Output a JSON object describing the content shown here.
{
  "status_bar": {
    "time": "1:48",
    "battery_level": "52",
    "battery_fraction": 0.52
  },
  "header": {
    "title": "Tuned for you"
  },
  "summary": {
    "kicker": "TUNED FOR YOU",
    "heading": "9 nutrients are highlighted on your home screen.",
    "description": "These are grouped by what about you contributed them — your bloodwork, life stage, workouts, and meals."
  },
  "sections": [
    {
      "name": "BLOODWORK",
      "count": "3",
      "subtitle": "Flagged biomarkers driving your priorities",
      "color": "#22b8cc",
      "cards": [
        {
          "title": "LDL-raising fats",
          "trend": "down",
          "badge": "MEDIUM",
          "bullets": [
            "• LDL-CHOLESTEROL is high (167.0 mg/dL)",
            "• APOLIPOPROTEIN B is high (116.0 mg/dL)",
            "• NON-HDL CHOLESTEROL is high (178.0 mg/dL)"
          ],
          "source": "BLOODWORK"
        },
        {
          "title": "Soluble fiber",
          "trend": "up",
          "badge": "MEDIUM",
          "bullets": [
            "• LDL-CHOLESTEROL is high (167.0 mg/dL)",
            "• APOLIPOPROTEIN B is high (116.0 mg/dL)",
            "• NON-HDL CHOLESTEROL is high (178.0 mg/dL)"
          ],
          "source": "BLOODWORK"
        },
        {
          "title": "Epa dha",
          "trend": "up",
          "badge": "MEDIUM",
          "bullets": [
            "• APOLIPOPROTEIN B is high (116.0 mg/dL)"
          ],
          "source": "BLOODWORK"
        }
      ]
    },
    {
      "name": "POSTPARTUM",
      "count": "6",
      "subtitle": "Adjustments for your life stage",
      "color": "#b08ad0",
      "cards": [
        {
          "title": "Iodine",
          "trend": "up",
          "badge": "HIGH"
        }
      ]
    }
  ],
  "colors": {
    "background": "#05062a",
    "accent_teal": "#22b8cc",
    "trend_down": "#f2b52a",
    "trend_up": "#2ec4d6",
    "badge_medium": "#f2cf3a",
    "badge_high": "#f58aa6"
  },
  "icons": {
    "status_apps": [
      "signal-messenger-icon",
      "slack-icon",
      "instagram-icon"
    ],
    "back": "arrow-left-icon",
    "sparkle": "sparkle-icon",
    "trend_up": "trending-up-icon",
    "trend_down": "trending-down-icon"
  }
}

■ EXERCISE OBJECTIVE
Report the lines above that have the word "trending" in them.

■ RESPONSE TO THE TASK
    "trend_up": "trending-up-icon",
    "trend_down": "trending-down-icon"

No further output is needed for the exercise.